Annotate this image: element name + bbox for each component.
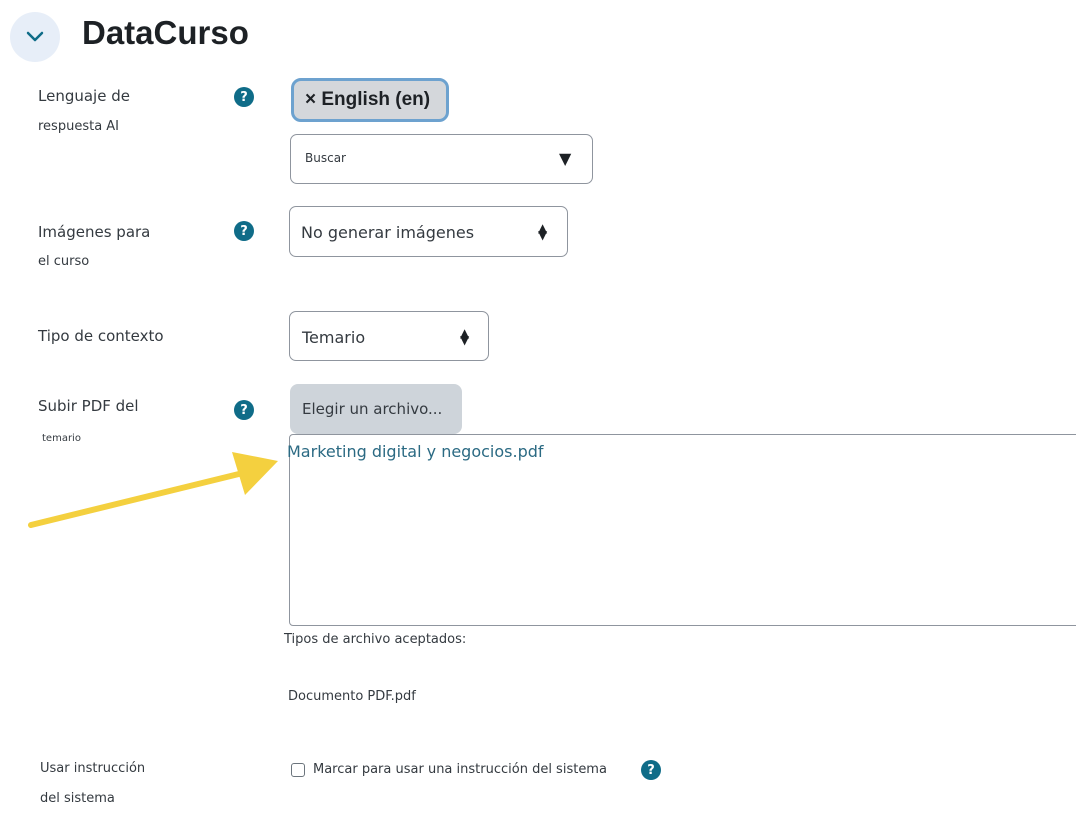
accepted-types-value: Documento PDF.pdf (288, 689, 416, 704)
context-select-value: Temario (302, 328, 366, 347)
file-dropzone[interactable] (289, 434, 1076, 626)
help-icon[interactable]: ? (234, 400, 254, 420)
sort-icon: ▲ ▼ (538, 221, 548, 242)
context-select[interactable]: Temario ▲ ▼ (289, 311, 489, 361)
system-instruction-checkbox-label[interactable]: Marcar para usar una instrucción del sis… (313, 762, 607, 777)
language-label-line2: respuesta AI (38, 119, 120, 134)
language-label-line1: Lenguaje de (38, 87, 130, 105)
chevron-down-icon (26, 31, 44, 42)
section-title: DataCurso (82, 14, 249, 51)
pdf-label-line1: Subir PDF del (38, 397, 139, 415)
pdf-label-line2: temario (42, 433, 81, 444)
system-instruction-label-line1: Usar instrucción (40, 761, 146, 776)
images-label-line1: Imágenes para (38, 223, 151, 241)
help-icon[interactable]: ? (234, 221, 254, 241)
help-icon[interactable]: ? (641, 760, 661, 780)
system-instruction-label-line2: del sistema (40, 791, 115, 806)
choose-file-button[interactable]: Elegir un archivo... (290, 384, 462, 434)
images-label-line2: el curso (38, 254, 90, 269)
language-search-select[interactable]: Buscar ▼ (290, 134, 593, 184)
accepted-types-label: Tipos de archivo aceptados: (284, 632, 467, 647)
context-label: Tipo de contexto (38, 327, 164, 345)
section-collapse-toggle[interactable] (10, 12, 60, 62)
arrow-annotation (28, 452, 278, 528)
search-input-placeholder: Buscar (305, 151, 346, 165)
images-select[interactable]: No generar imágenes ▲ ▼ (289, 206, 568, 257)
uploaded-file-link[interactable]: Marketing digital y negocios.pdf (287, 442, 544, 461)
help-icon[interactable]: ? (234, 87, 254, 107)
dropdown-arrow-icon: ▼ (559, 149, 572, 168)
language-chip-english[interactable]: × English (en) (291, 78, 449, 122)
sort-icon: ▲ ▼ (460, 326, 470, 347)
system-instruction-checkbox[interactable] (291, 763, 305, 777)
images-select-value: No generar imágenes (301, 223, 475, 242)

========

Task goal. Take the entries above and restate them word for word, minus their images.

Response for this exercise.
Annotate this image: element name + bbox for each component.
accepted-types-value: Documento PDF.pdf (288, 689, 416, 704)
context-select-value: Temario (302, 328, 366, 347)
file-dropzone[interactable] (289, 434, 1076, 626)
help-icon[interactable]: ? (234, 400, 254, 420)
sort-icon: ▲ ▼ (538, 221, 548, 242)
context-select[interactable]: Temario ▲ ▼ (289, 311, 489, 361)
system-instruction-checkbox-label[interactable]: Marcar para usar una instrucción del sis… (313, 762, 607, 777)
language-label-line2: respuesta AI (38, 119, 120, 134)
language-label-line1: Lenguaje de (38, 87, 130, 105)
chevron-down-icon (26, 31, 44, 42)
section-title: DataCurso (82, 14, 249, 51)
pdf-label-line1: Subir PDF del (38, 397, 139, 415)
pdf-label-line2: temario (42, 433, 81, 444)
system-instruction-label-line1: Usar instrucción (40, 761, 146, 776)
images-label-line1: Imágenes para (38, 223, 151, 241)
help-icon[interactable]: ? (234, 221, 254, 241)
help-icon[interactable]: ? (641, 760, 661, 780)
system-instruction-label-line2: del sistema (40, 791, 115, 806)
choose-file-button[interactable]: Elegir un archivo... (290, 384, 462, 434)
images-label-line2: el curso (38, 254, 90, 269)
language-search-select[interactable]: Buscar ▼ (290, 134, 593, 184)
accepted-types-label: Tipos de archivo aceptados: (284, 632, 467, 647)
context-label: Tipo de contexto (38, 327, 164, 345)
section-collapse-toggle[interactable] (10, 12, 60, 62)
arrow-annotation (28, 452, 278, 528)
search-input-placeholder: Buscar (305, 151, 346, 165)
images-select[interactable]: No generar imágenes ▲ ▼ (289, 206, 568, 257)
uploaded-file-link[interactable]: Marketing digital y negocios.pdf (287, 442, 544, 461)
help-icon[interactable]: ? (234, 87, 254, 107)
dropdown-arrow-icon: ▼ (559, 149, 572, 168)
language-chip-english[interactable]: × English (en) (291, 78, 449, 122)
sort-icon: ▲ ▼ (460, 326, 470, 347)
system-instruction-checkbox[interactable] (291, 763, 305, 777)
images-select-value: No generar imágenes (301, 223, 475, 242)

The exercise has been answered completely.